● RECORDS FOR THIS TASK:
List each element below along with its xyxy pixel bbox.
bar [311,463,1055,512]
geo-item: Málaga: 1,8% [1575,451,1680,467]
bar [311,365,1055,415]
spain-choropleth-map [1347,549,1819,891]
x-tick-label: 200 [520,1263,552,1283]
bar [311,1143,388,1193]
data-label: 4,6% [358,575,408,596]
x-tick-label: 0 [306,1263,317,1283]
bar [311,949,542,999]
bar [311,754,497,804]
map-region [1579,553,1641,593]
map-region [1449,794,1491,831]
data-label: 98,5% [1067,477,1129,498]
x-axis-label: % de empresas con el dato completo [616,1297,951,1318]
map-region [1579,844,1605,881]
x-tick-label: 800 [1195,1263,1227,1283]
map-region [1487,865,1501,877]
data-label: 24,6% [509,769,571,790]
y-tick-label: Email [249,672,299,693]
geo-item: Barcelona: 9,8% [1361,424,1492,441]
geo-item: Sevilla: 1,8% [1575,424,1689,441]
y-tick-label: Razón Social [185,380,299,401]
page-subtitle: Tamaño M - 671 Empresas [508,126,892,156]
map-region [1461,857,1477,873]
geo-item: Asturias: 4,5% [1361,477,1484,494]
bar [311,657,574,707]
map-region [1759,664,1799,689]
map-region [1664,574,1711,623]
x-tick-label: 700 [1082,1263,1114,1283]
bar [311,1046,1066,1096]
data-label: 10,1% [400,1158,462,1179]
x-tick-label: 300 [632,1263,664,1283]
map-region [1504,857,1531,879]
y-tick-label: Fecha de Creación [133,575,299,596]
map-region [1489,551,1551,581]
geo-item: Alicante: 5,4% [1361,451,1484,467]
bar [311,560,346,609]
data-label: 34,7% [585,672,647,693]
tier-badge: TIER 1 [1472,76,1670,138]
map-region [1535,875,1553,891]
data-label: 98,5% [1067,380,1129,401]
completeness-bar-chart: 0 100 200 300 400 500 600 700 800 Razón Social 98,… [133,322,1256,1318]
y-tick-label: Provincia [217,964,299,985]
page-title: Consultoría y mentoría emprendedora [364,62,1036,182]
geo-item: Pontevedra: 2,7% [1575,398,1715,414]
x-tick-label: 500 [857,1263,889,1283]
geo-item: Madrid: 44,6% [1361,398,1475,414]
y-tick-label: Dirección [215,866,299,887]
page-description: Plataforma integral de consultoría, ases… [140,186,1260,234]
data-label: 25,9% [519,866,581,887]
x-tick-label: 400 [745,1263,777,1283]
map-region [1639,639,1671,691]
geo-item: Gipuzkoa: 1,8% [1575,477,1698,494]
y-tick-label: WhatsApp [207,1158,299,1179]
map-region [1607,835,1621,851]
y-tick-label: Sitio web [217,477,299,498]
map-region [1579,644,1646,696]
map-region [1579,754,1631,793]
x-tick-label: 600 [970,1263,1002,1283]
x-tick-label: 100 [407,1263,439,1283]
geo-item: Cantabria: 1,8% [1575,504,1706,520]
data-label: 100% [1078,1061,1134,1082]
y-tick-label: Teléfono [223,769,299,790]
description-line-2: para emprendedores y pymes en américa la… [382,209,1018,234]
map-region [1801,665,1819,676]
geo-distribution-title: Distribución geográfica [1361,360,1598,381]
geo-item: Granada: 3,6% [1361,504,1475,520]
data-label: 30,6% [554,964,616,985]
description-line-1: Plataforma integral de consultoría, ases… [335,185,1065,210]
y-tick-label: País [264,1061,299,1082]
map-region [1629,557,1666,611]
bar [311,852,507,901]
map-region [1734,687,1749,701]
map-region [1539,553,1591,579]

● EXERCISE TASK:
Print the lines from the very first one through the line that contains "data-label: 4,6% [358,575,408,596]", copying each one character for character.

● ANSWER TO THE PROBLEM:
List each element below along with its xyxy pixel bbox.
bar [311,463,1055,512]
geo-item: Málaga: 1,8% [1575,451,1680,467]
bar [311,365,1055,415]
spain-choropleth-map [1347,549,1819,891]
x-tick-label: 200 [520,1263,552,1283]
bar [311,1143,388,1193]
data-label: 4,6% [358,575,408,596]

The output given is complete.